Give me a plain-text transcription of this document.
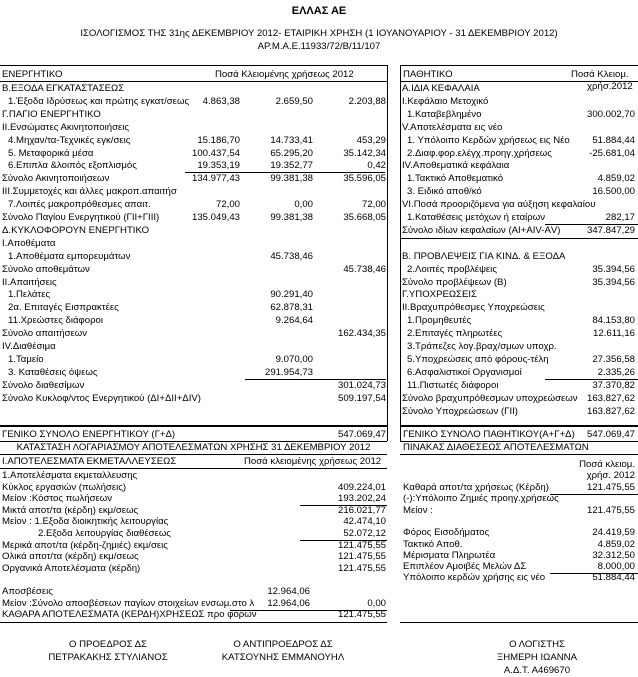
ΕΛΛΑΣ ΑΕ
ΙΣΟΛΟΓΙΣΜΟΣ ΤΗΣ 31ης ΔΕΚΕΜΒΡΙΟΥ 2012- ΕΤΑΙΡΙΚΗ ΧΡΗΣΗ (1 ΙΟΥΑΝΟΥΑΡΙΟΥ - 31 ΔΕΚΕΜΒΡΙΟΥ 2012)
ΑΡ.Μ.Α.Ε.11933/72/Β/11/107
ΕΝΕΡΓΗΤΙΚΟ	Ποσά Κλειομένης χρήσεως 2012	ΠΑΘΗΤΙΚΟ	Ποσά Κλειομ.
χρήσ.2012
Β.ΕΞΟΔΑ ΕΓΚΑΤΑΣΤΑΣΕΩΣ
1.Έξοδα Ιδρύσεως και πρώτης εγκατ/σεως	4.863,38	2.659,50	2.203,88
Γ.ΠΑΓΙΟ ΕΝΕΡΓΗΤΙΚΟ
ΙΙ.Ενσώματες Ακινητοποιήσεις
4.Μηχαν/τα-Τεχνικές εγκ/σεις	15.186,70	14.733,41	453,29
5. Μεταφορικά μέσα	100.437,54	65.295,20	35.142,34
6.Επιπλα &λοιπός εξοπλισμός	19.353,19	19.352,77	0,42
Σύνολο Ακινητοποιήσεων	134.977,43	99.381,38	35.596,05
ΙΙΙ.Συμμετοχές και άλλες μακροπ.απαιτήσ
7.Λοιπές μακροπρόθεσμες απαιτ.	72,00	0,00	72,00
Σύνολο Παγίου Ενεργητικού (ΓΙΙ+ΓΙΙΙ)	135.049,43	99.381,38	35.668,05
Δ.ΚΥΚΛΟΦΟΡΟΥΝ ΕΝΕΡΓΗΤΙΚΟ
Ι.Αποθέματα
1.Αποθέματα εμπορευμάτων	45.738,46
Σύνολο αποθεμάτων	45.738,46
ΙΙ.Απαιτήσεις
1.Πελάτες	90.291,40
2α. Επιταγές Εισπρακτέες	62.878,31
11.Χρεώστες διάφοροι	9.264,64
Σύνολο απαιτήσεων	162.434,35
ΙV.Διαθέσιμα
1.Ταμείο	9.070,00
3. Καταθέσεις όψεως	291.954,73
Σύνολο διαθεσίμων	301.024,73
Σύνολο Κυκλοφ/ντος Ενεργητικού (ΔΙ+ΔΙΙ+ΔΙV)	509.197,54
Α.ΙΔΙΑ ΚΕΦΑΛΑΙΑ
Ι.Κεφάλαιο Μετοχικό
1.Καταβεβλημένο	300.002,70
V.Αποτελέσματα εις νέο
1. Υπόλοιπο Κερδών χρήσεως εις Νέο	51.884,44
2.Διαφ.φορ.ελέγχ.προηγ.χρήσεως	-25.681,04
IV.Αποθεματικά κεφάλαια
1.Τακτικό Αποθεματικό	4.859,02
3. Ειδικό αποθ/κό	16.500,00
VI.Ποσά προοριζόμενα για αύξηση κεφαλαίου
1.Καταθέσεις μετόχων ή εταίρων	282,17
Σύνολο ιδίων κεφαλαίων (ΑΙ+ΑΙV-ΑV)	347.847,29
Β. ΠΡΟΒΛΕΨΕΙΣ ΓΙΑ ΚΙΝΔ. & ΕΞΟΔΑ
2.Λοιπές προβλέψεις	35.394,56
Σύνολο προβλέψεων (Β)	35.394,56
Γ.ΥΠΟΧΡΕΩΣΕΙΣ
ΙΙ.Βραχυπρόθεσμες Υποχρεώσεις
1.Προμηθευτές	84.153,80
2.Επιταγές πληρωτέες	12.611,16
3.Τράπεζες λογ.βραχ/σμων υποχρ.
5.Υποχρεώσεις από φόρους-τέλη	27.356,58
6.Ασφαλιστικοί Οργανισμοί	2.335,26
11.Πιστωτές διάφοροι	37.370,82
Σύνολο βραχυπρόθεσμων υποχρεώσεων 163.827,62
Σύνολο Υποχρεώσεων (ΓΙΙ)	163.827,62
ΓΕΝΙΚΟ ΣΥΝΟΛΟ ΕΝΕΡΓΗΤΙΚΟΥ (Γ+Δ)	547.069,47 ΓΕΝΙΚΟ ΣΥΝΟΛΟ ΠΑΘΗΤΙΚΟΥ(Α+Γ+Δ)	547.069,47
ΚΑΤΑΣΤΑΣΗ ΛΟΓΑΡΙΑΣΜΟΥ ΑΠΟΤΕΛΕΣΜΑΤΩΝ ΧΡΗΣΗΣ 31 ΔΕΚΕΜΒΡΙΟΥ 2012	ΠΙΝΑΚΑΣ ΔΙΑΘΕΣΕΩΣ ΑΠΟΤΕΛΕΣΜΑΤΩΝ
Ι.ΑΠΟΤΕΛΕΣΜΑΤΑ ΕΚΜΕΤΑΛΛΕΥΣΕΩΣ	Ποσά κλειομένης χρήσεως 2012	Ποσά κλειομ.
χρήσ. 2012
1.Αποτελέσματα εκμεταλλευσης
Κύκλος εργασιών (πωλήσεις)	409.224,01
Μείον :Κόστος πωλήσεων	193.202,24
Μικτά αποτ/τα (κέρδη) εκμ/σεως	216.021,77
Μείον : 1.Εξοδα διοικητικής λειτουργίας	42.474,10
2.Εξοδα λειτουργίας διαθέσεως	52.072,12
Μερικά αποτ/τα (κέρδη-ζημιές) εκμ/σεις	121.475,55
Ολικά αποτ/τα (κέρδη) εκμ/σεως	121.475,55
Οργανικά Αποτελέσματα (κέρδη)	121.475,55
Αποσβέσεις	12.964,06
Μείον :Σύνολο αποσβέσεων παγίων στοιχείων ενσωμ.στο λ	12.964,06	0,00
ΚΑΘΑΡΑ ΑΠΟΤΕΛΕΣΜΑΤΑ (ΚΕΡΔΗ)ΧΡΗΣΕΩΣ προ φόρων	121.475,55
Καθαρά αποτ/τα χρήσεως (Κέρδη)	121.475,55
(-):Υπόλοιπο Ζημιές προηγ.χρήσεως
Μείον :	121.475,55
Φόρος Εισοδήματος	24.419,59
Τακτικό Αποθ.	4.859,02
Μέρισματα Πληρωτέα	32.312,50
Επιπλέον Αμοιβές Μελών ΔΣ	8.000,00
Υπόλοιπο κερδών χρήσης εις νέο	51.884,44
Ο ΠΡΟΕΔΡΟΣ ΔΣ
ΠΕΤΡΑΚΑΚΗΣ ΣΤΥΛΙΑΝΟΣ
Ο ΑΝΤΙΠΡΟΕΔΡΟΣ ΔΣ
ΚΑΤΣΟΥΝΗΣ ΕΜΜΑΝΟΥΗΛ
Ο ΛΟΓΙΣΤΗΣ
ΞΗΜΕΡΗ ΙΩΑΝΝΑ
Α.Δ.Τ. Α469670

§ §

__Goal__
State how many lines include the string "Υπόλοιπο", and nothing more.

__Solution for this exercise__
3